— start Data provided —
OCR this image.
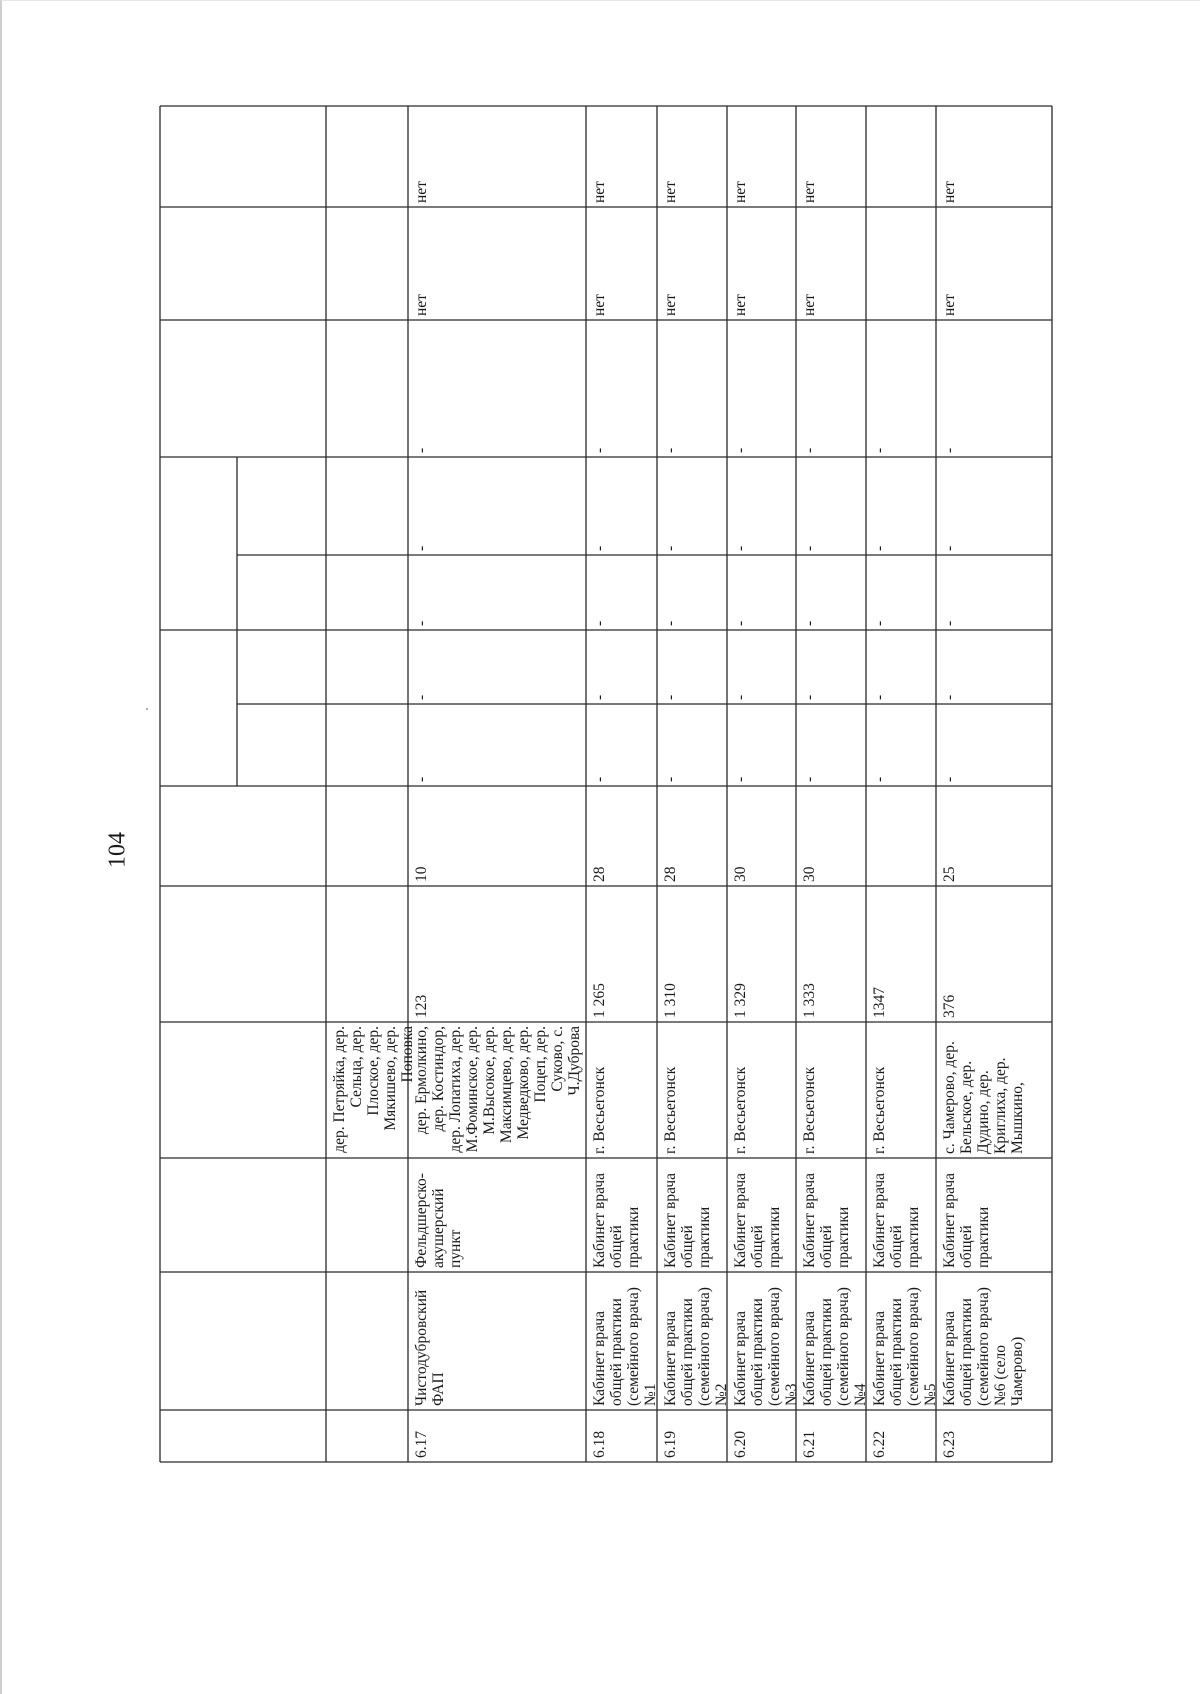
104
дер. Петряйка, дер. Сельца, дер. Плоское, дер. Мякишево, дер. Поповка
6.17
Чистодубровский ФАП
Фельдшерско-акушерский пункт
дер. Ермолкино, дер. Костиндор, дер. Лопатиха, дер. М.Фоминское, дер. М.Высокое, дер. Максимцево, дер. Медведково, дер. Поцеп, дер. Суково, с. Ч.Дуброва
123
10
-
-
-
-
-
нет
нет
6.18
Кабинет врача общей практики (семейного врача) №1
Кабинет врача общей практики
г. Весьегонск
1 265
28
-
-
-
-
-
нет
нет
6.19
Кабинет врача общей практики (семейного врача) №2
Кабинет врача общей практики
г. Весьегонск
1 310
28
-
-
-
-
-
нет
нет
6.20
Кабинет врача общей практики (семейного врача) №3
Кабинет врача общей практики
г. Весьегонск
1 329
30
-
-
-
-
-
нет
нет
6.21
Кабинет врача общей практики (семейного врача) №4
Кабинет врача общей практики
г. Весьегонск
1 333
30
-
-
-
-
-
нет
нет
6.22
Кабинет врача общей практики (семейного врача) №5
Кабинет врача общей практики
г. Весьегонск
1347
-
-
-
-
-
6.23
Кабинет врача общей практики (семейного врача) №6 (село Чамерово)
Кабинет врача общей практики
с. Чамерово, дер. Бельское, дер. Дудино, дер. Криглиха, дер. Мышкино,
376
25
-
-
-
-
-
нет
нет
— end Data provided —
— start Data provided —
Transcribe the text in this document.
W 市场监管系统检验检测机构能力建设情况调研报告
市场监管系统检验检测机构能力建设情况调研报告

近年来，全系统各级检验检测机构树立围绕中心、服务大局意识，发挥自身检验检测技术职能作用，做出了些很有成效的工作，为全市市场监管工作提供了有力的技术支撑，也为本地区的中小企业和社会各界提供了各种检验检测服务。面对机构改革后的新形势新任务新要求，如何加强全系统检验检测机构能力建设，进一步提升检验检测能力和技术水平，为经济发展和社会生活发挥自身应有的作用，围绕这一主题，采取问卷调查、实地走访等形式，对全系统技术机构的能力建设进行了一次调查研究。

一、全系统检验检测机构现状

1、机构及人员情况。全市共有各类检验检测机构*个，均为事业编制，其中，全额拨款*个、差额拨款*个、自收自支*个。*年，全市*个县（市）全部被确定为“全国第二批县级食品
— end Data provided —
**The problem:** Look through the entries above; copy each line where the string "市场监管系统检验检测机构能力建设情况调研报告" appears.

**Exercise output:**
W 市场监管系统检验检测机构能力建设情况调研报告
市场监管系统检验检测机构能力建设情况调研报告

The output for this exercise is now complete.